Problem requirements: Locate all lines in the data below that hold "законных" and show them.

Stored data entries:
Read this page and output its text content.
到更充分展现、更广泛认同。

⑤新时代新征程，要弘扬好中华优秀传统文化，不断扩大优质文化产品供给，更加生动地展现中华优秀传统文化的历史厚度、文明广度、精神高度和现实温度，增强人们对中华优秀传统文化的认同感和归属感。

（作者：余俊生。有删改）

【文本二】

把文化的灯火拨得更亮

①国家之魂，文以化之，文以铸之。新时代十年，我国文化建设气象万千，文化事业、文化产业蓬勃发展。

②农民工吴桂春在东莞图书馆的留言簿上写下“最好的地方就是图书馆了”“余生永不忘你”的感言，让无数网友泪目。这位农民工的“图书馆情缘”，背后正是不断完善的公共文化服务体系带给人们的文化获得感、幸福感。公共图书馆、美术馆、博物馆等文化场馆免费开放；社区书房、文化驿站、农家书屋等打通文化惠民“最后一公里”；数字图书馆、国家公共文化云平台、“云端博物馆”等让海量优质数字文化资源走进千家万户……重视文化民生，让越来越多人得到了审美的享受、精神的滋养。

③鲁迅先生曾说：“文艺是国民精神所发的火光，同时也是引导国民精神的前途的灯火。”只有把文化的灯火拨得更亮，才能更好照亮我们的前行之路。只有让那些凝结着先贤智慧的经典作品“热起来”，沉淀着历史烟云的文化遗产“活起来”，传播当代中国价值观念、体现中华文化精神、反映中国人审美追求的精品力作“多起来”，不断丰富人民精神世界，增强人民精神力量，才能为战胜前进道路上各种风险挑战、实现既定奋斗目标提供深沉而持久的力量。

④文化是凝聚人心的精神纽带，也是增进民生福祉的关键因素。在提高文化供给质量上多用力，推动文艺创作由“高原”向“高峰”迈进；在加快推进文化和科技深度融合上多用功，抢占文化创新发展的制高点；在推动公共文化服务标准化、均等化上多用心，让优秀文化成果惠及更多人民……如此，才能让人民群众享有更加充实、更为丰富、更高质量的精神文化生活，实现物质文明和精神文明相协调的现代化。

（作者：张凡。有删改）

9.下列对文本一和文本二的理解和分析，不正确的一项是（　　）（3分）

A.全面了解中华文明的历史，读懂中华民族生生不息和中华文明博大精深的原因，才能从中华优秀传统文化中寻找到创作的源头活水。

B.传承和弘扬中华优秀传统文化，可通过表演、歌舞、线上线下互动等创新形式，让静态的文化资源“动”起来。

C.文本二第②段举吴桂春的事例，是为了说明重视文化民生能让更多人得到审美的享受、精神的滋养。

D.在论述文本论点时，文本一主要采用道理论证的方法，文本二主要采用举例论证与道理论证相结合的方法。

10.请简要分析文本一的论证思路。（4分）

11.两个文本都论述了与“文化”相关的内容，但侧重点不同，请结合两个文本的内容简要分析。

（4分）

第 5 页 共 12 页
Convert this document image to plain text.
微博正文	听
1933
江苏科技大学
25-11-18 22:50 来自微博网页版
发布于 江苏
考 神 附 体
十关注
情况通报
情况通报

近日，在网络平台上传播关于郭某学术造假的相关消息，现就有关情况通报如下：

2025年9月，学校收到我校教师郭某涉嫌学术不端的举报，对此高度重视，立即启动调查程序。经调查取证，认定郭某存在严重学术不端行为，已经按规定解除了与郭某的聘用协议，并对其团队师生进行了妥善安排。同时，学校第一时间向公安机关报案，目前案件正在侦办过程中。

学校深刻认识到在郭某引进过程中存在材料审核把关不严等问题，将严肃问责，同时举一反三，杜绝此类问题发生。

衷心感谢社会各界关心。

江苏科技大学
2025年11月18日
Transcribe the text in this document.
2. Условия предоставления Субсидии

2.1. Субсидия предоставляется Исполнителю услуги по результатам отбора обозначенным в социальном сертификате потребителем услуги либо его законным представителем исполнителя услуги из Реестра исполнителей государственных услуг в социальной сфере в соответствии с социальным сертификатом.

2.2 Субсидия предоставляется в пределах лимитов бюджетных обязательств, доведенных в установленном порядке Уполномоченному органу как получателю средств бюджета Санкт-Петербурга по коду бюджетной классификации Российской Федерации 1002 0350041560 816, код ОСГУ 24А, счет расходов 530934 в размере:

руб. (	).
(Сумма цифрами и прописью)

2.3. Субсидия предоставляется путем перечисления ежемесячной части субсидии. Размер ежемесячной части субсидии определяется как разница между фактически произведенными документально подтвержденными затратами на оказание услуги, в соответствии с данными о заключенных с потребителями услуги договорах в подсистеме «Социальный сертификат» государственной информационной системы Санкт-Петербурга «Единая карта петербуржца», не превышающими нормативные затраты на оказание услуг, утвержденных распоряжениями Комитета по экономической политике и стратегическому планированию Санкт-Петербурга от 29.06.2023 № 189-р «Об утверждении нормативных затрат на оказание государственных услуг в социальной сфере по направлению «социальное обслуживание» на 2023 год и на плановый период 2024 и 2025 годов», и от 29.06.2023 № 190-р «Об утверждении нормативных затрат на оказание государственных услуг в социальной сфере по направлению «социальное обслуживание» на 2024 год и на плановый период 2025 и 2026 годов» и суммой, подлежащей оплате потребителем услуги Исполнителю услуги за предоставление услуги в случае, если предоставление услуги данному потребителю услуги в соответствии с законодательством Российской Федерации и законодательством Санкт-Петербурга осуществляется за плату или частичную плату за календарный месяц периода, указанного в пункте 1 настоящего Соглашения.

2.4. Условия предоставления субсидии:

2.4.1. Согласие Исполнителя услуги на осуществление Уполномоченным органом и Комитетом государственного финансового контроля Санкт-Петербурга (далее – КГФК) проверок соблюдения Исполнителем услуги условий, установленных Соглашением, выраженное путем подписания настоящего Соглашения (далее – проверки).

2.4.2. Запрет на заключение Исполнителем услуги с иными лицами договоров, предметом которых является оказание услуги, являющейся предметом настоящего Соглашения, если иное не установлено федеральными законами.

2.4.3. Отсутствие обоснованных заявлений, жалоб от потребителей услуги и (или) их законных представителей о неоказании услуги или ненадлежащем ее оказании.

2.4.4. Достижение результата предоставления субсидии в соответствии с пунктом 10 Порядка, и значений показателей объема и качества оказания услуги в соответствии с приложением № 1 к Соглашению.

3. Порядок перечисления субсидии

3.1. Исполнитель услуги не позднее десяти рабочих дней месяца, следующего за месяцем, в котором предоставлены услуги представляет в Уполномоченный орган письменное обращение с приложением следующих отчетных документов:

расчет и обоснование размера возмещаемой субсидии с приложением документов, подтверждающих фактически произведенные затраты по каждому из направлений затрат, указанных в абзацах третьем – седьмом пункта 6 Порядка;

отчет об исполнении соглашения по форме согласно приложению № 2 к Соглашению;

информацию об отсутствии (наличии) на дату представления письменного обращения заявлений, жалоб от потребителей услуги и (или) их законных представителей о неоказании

Reply:
2.4.3. Отсутствие обоснованных заявлений, жалоб от потребителей услуги и (или) их законных представителей о неоказании услуги или ненадлежащем ее оказании.
информацию об отсутствии (наличии) на дату представления письменного обращения заявлений, жалоб от потребителей услуги и (или) их законных представителей о неоказании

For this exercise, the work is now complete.